Identify the line with "Reverse-engineer this chart into JSON."; copy word for word that line and every one after it, to the end of the listing. Exclude pictures.

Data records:
★ ★ ★ ★ ★
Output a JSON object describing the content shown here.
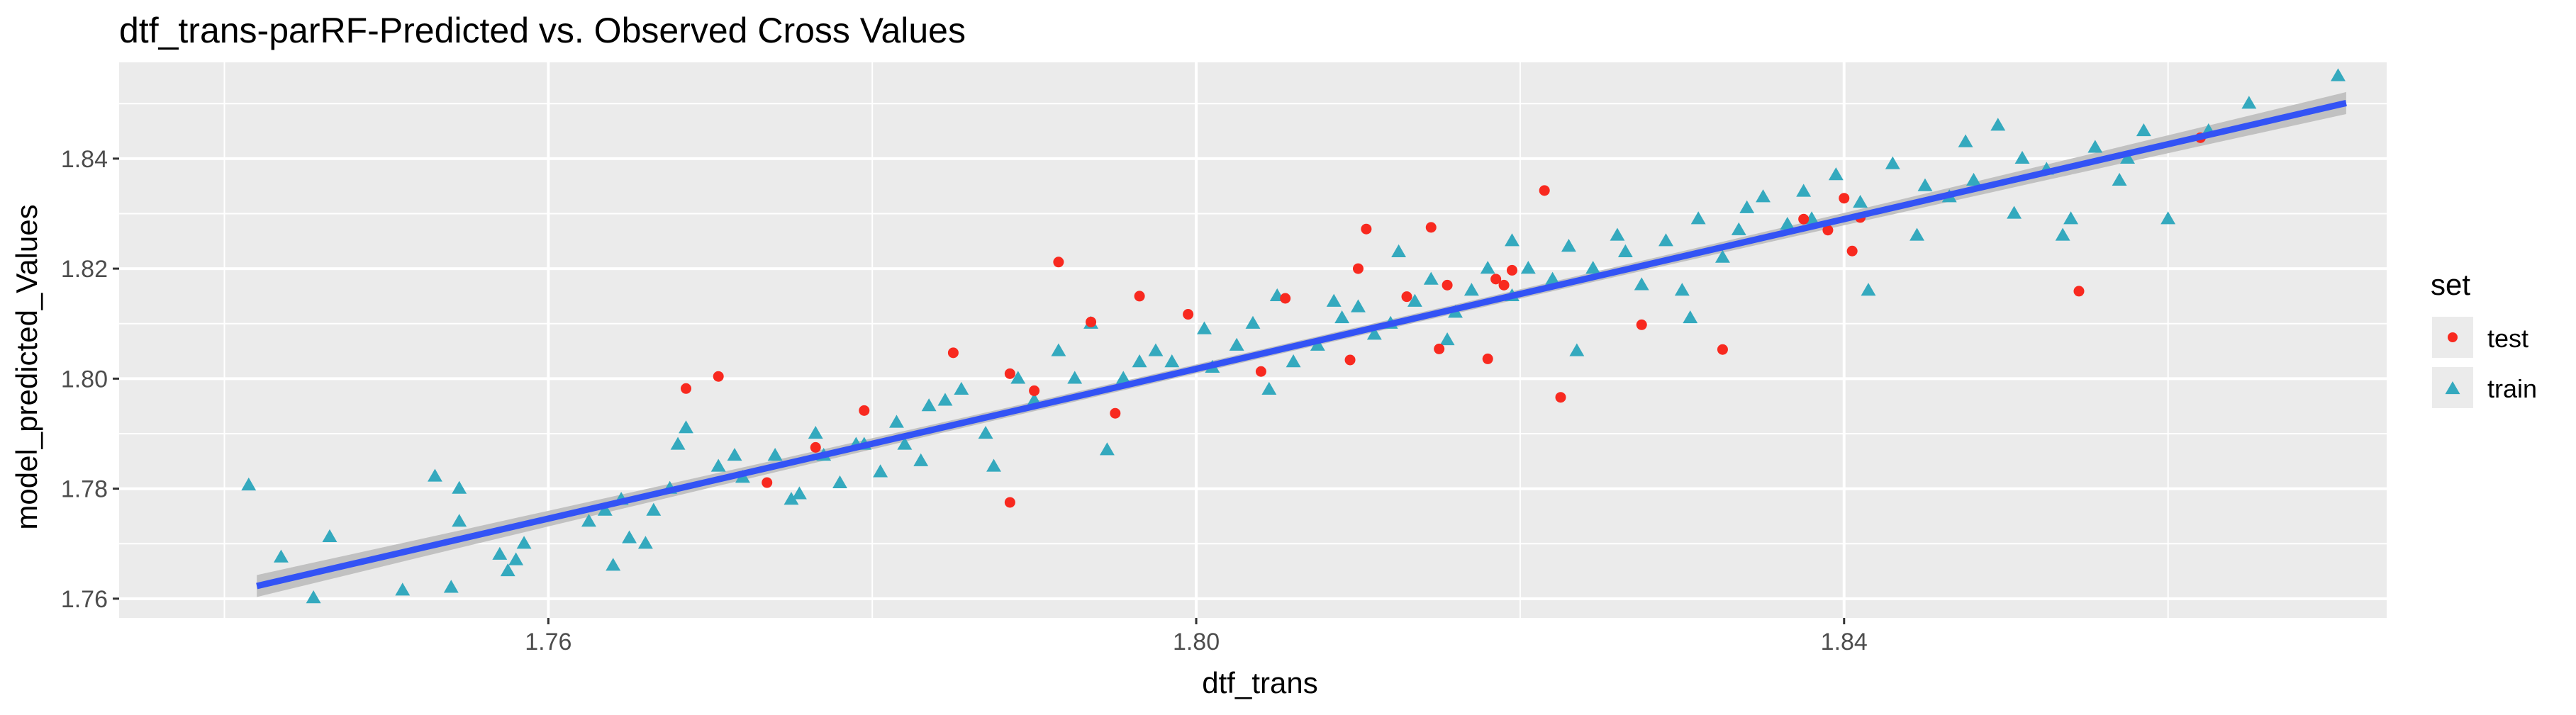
{
  "chart_data": {
    "type": "scatter",
    "title": "dtf_trans-parRF-Predicted vs. Observed Cross Values",
    "xlabel": "dtf_trans",
    "ylabel": "model_predicted_Values",
    "xlim": [
      1.7335,
      1.8735
    ],
    "ylim": [
      1.7565,
      1.8575
    ],
    "x_ticks": [
      1.76,
      1.8,
      1.84
    ],
    "x_tick_labels": [
      "1.76",
      "1.80",
      "1.84"
    ],
    "y_ticks": [
      1.76,
      1.78,
      1.8,
      1.82,
      1.84
    ],
    "y_tick_labels": [
      "1.76",
      "1.78",
      "1.80",
      "1.82",
      "1.84"
    ],
    "grid": true,
    "legend": {
      "title": "set",
      "position": "right",
      "entries": [
        {
          "label": "test",
          "shape": "circle",
          "color": "#F8291F"
        },
        {
          "label": "train",
          "shape": "triangle",
          "color": "#34A9BE"
        }
      ]
    },
    "fit_line": {
      "method": "lm",
      "color": "#3353F5",
      "band_color": "#BDBDBD",
      "x": [
        1.742,
        1.871
      ],
      "y": [
        1.7623,
        1.8501
      ]
    },
    "series": [
      {
        "name": "test",
        "shape": "circle",
        "color": "#F8291F",
        "x": [
          1.7685,
          1.7705,
          1.7735,
          1.7765,
          1.7795,
          1.785,
          1.7885,
          1.7885,
          1.79,
          1.7915,
          1.7935,
          1.795,
          1.7965,
          1.7995,
          1.804,
          1.8055,
          1.8095,
          1.81,
          1.8105,
          1.813,
          1.8145,
          1.815,
          1.8155,
          1.818,
          1.8185,
          1.819,
          1.8195,
          1.8215,
          1.8225,
          1.8275,
          1.8325,
          1.8375,
          1.839,
          1.84,
          1.8405,
          1.841,
          1.8545,
          1.862
        ],
        "y": [
          1.7982,
          1.8004,
          1.7811,
          1.7875,
          1.7942,
          1.8047,
          1.8009,
          1.7775,
          1.7978,
          1.8212,
          1.8103,
          1.7937,
          1.815,
          1.8117,
          1.8013,
          1.8146,
          1.8034,
          1.82,
          1.8272,
          1.8149,
          1.8275,
          1.8054,
          1.817,
          1.8036,
          1.8181,
          1.817,
          1.8197,
          1.8342,
          1.7966,
          1.8098,
          1.8053,
          1.829,
          1.827,
          1.8328,
          1.8232,
          1.8293,
          1.8159,
          1.8438
        ]
      },
      {
        "name": "train",
        "shape": "triangle",
        "color": "#34A9BE",
        "x": [
          1.7415,
          1.7435,
          1.7455,
          1.7465,
          1.751,
          1.753,
          1.754,
          1.7545,
          1.757,
          1.7575,
          1.758,
          1.7585,
          1.7635,
          1.764,
          1.7645,
          1.765,
          1.766,
          1.7665,
          1.7675,
          1.768,
          1.7705,
          1.772,
          1.774,
          1.775,
          1.7765,
          1.777,
          1.778,
          1.779,
          1.7795,
          1.7815,
          1.782,
          1.783,
          1.7835,
          1.7855,
          1.787,
          1.789,
          1.79,
          1.7915,
          1.7925,
          1.7935,
          1.7955,
          1.7965,
          1.7985,
          1.801,
          1.8025,
          1.8035,
          1.805,
          1.806,
          1.8075,
          1.809,
          1.81,
          1.811,
          1.812,
          1.8135,
          1.8145,
          1.816,
          1.817,
          1.818,
          1.8195,
          1.8205,
          1.822,
          1.823,
          1.8245,
          1.826,
          1.8275,
          1.829,
          1.83,
          1.831,
          1.8325,
          1.834,
          1.835,
          1.8365,
          1.838,
          1.8395,
          1.841,
          1.843,
          1.845,
          1.8465,
          1.848,
          1.8495,
          1.851,
          1.8525,
          1.854,
          1.8555,
          1.857,
          1.8585,
          1.86,
          1.8625,
          1.865,
          1.8705,
          1.7545,
          1.7625,
          1.7685,
          1.7715,
          1.7755,
          1.7805,
          1.7845,
          1.7875,
          1.7945,
          1.7975,
          1.8005,
          1.8045,
          1.8085,
          1.8125,
          1.8155,
          1.8195,
          1.8235,
          1.8265,
          1.8305,
          1.8335,
          1.8375,
          1.8415,
          1.8445,
          1.8475,
          1.8505,
          1.8535,
          1.8575
        ],
        "y": [
          1.7806,
          1.7675,
          1.7601,
          1.7712,
          1.7615,
          1.7822,
          1.762,
          1.78,
          1.768,
          1.765,
          1.767,
          1.77,
          1.776,
          1.766,
          1.778,
          1.771,
          1.77,
          1.776,
          1.78,
          1.788,
          1.784,
          1.782,
          1.786,
          1.778,
          1.79,
          1.786,
          1.781,
          1.788,
          1.788,
          1.792,
          1.788,
          1.785,
          1.795,
          1.798,
          1.79,
          1.8,
          1.796,
          1.805,
          1.8,
          1.81,
          1.8,
          1.803,
          1.803,
          1.802,
          1.806,
          1.81,
          1.815,
          1.803,
          1.806,
          1.811,
          1.813,
          1.808,
          1.81,
          1.814,
          1.818,
          1.812,
          1.816,
          1.82,
          1.815,
          1.82,
          1.818,
          1.824,
          1.82,
          1.826,
          1.817,
          1.825,
          1.816,
          1.829,
          1.822,
          1.831,
          1.833,
          1.828,
          1.829,
          1.837,
          1.832,
          1.839,
          1.835,
          1.833,
          1.836,
          1.846,
          1.84,
          1.838,
          1.829,
          1.842,
          1.836,
          1.845,
          1.829,
          1.845,
          1.85,
          1.855,
          1.774,
          1.774,
          1.791,
          1.786,
          1.779,
          1.783,
          1.796,
          1.784,
          1.787,
          1.805,
          1.809,
          1.798,
          1.814,
          1.823,
          1.807,
          1.825,
          1.805,
          1.823,
          1.811,
          1.827,
          1.834,
          1.816,
          1.826,
          1.843,
          1.83,
          1.826,
          1.84
        ]
      }
    ]
  }
}
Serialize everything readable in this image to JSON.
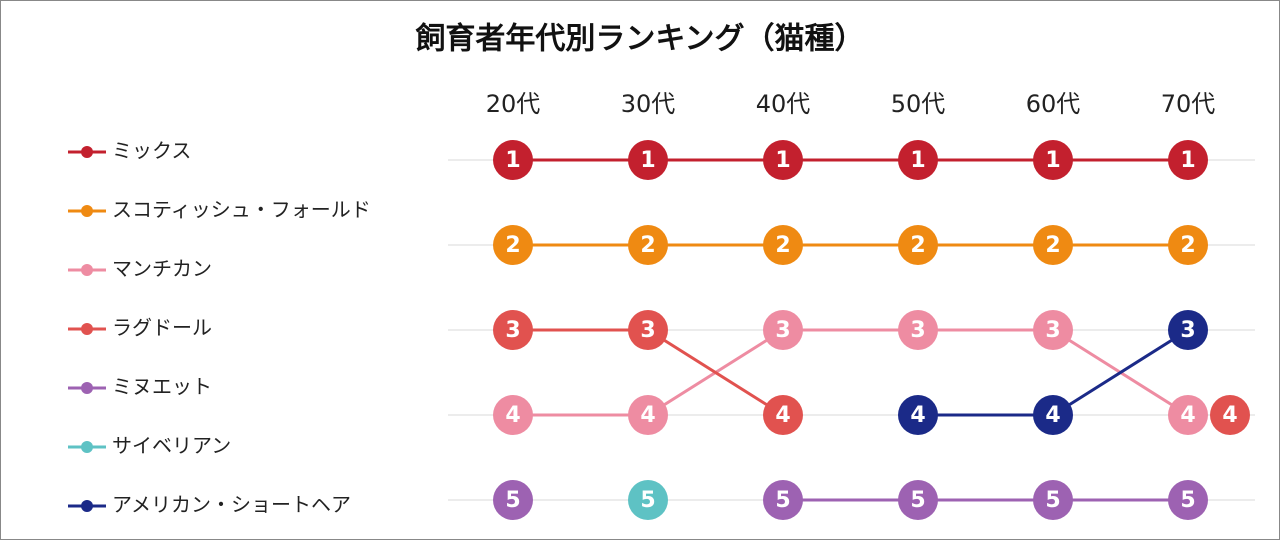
{
  "chart_data": {
    "type": "line",
    "title": "飼育者年代別ランキング（猫種）",
    "categories": [
      "20代",
      "30代",
      "40代",
      "50代",
      "60代",
      "70代"
    ],
    "series": [
      {
        "name": "ミックス",
        "color": "#c3202e",
        "values": [
          1,
          1,
          1,
          1,
          1,
          1
        ]
      },
      {
        "name": "スコティッシュ・フォールド",
        "color": "#ef8a12",
        "values": [
          2,
          2,
          2,
          2,
          2,
          2
        ]
      },
      {
        "name": "マンチカン",
        "color": "#ee8ca2",
        "values": [
          4,
          4,
          3,
          3,
          3,
          4
        ]
      },
      {
        "name": "ラグドール",
        "color": "#e1524f",
        "values": [
          3,
          3,
          4,
          null,
          null,
          4
        ]
      },
      {
        "name": "ミヌエット",
        "color": "#9d62b2",
        "values": [
          5,
          null,
          5,
          5,
          5,
          5
        ]
      },
      {
        "name": "サイベリアン",
        "color": "#5ec2c4",
        "values": [
          null,
          5,
          null,
          null,
          null,
          null
        ]
      },
      {
        "name": "アメリカン・ショートヘア",
        "color": "#1b2a88",
        "values": [
          null,
          null,
          null,
          4,
          4,
          3
        ]
      }
    ],
    "ylim": [
      1,
      5
    ],
    "y_inverted": true,
    "yticks": [
      1,
      2,
      3,
      4,
      5
    ],
    "grid": true,
    "legend": "left"
  }
}
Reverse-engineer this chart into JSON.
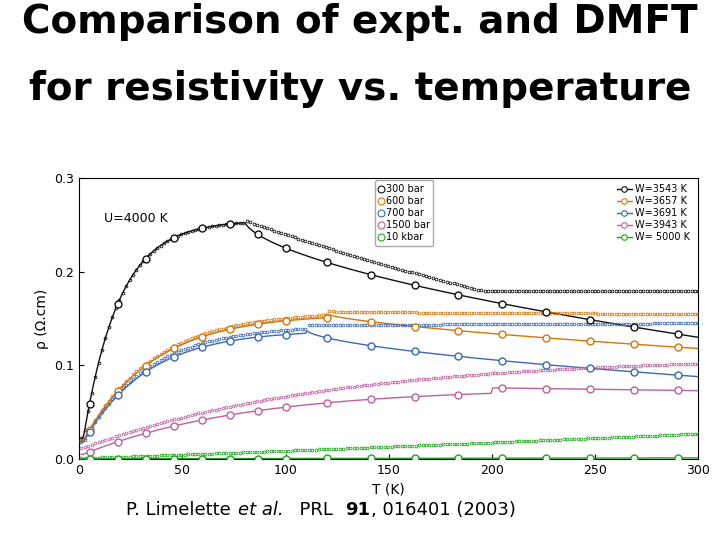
{
  "title_line1": "Comparison of expt. and DMFT",
  "title_line2": "for resistivity vs. temperature",
  "xlabel": "T (K)",
  "ylabel": "ρ (Ω.cm)",
  "annotation": "U=4000 K",
  "xlim": [
    0,
    300
  ],
  "ylim": [
    0.0,
    0.3
  ],
  "yticks": [
    0.0,
    0.1,
    0.2,
    0.3
  ],
  "xticks": [
    0,
    50,
    100,
    150,
    200,
    250,
    300
  ],
  "expt_labels": [
    "300 bar",
    "600 bar",
    "700 bar",
    "1500 bar",
    "10 kbar"
  ],
  "expt_colors": [
    "#111111",
    "#d4760a",
    "#3a6ab5",
    "#c060a0",
    "#1aaa1a"
  ],
  "dmft_labels": [
    "W=3543 K",
    "W=3657 K",
    "W=3691 K",
    "W=3943 K",
    "W= 5000 K"
  ],
  "dmft_colors": [
    "#111111",
    "#d4760a",
    "#3a6ab5",
    "#c060a0",
    "#1aaa1a"
  ],
  "background_color": "#ffffff",
  "title_fontsize": 28,
  "axis_fontsize": 10,
  "tick_fontsize": 9,
  "citation_normal": "P. Limelette ",
  "citation_italic": "et al.",
  "citation_rest": "  PRL ",
  "citation_bold": "91",
  "citation_end": ", 016401 (2003)",
  "citation_fontsize": 13
}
★ ★ ★ ★ ★
**Output of the exercise:**
Reverse-engineer this chart into JSON.
{
  "title_line1": "Comparison of expt. and DMFT",
  "title_line2": "for resistivity vs. temperature",
  "xlabel": "T (K)",
  "ylabel": "ρ (Ω.cm)",
  "annotation": "U=4000 K",
  "xlim": [
    0,
    300
  ],
  "ylim": [
    0.0,
    0.3
  ],
  "yticks": [
    0.0,
    0.1,
    0.2,
    0.3
  ],
  "xticks": [
    0,
    50,
    100,
    150,
    200,
    250,
    300
  ],
  "expt_labels": [
    "300 bar",
    "600 bar",
    "700 bar",
    "1500 bar",
    "10 kbar"
  ],
  "expt_colors": [
    "#111111",
    "#d4760a",
    "#3a6ab5",
    "#c060a0",
    "#1aaa1a"
  ],
  "dmft_labels": [
    "W=3543 K",
    "W=3657 K",
    "W=3691 K",
    "W=3943 K",
    "W= 5000 K"
  ],
  "dmft_colors": [
    "#111111",
    "#d4760a",
    "#3a6ab5",
    "#c060a0",
    "#1aaa1a"
  ],
  "background_color": "#ffffff",
  "title_fontsize": 28,
  "axis_fontsize": 10,
  "tick_fontsize": 9,
  "citation_normal": "P. Limelette ",
  "citation_italic": "et al.",
  "citation_rest": "  PRL ",
  "citation_bold": "91",
  "citation_end": ", 016401 (2003)",
  "citation_fontsize": 13
}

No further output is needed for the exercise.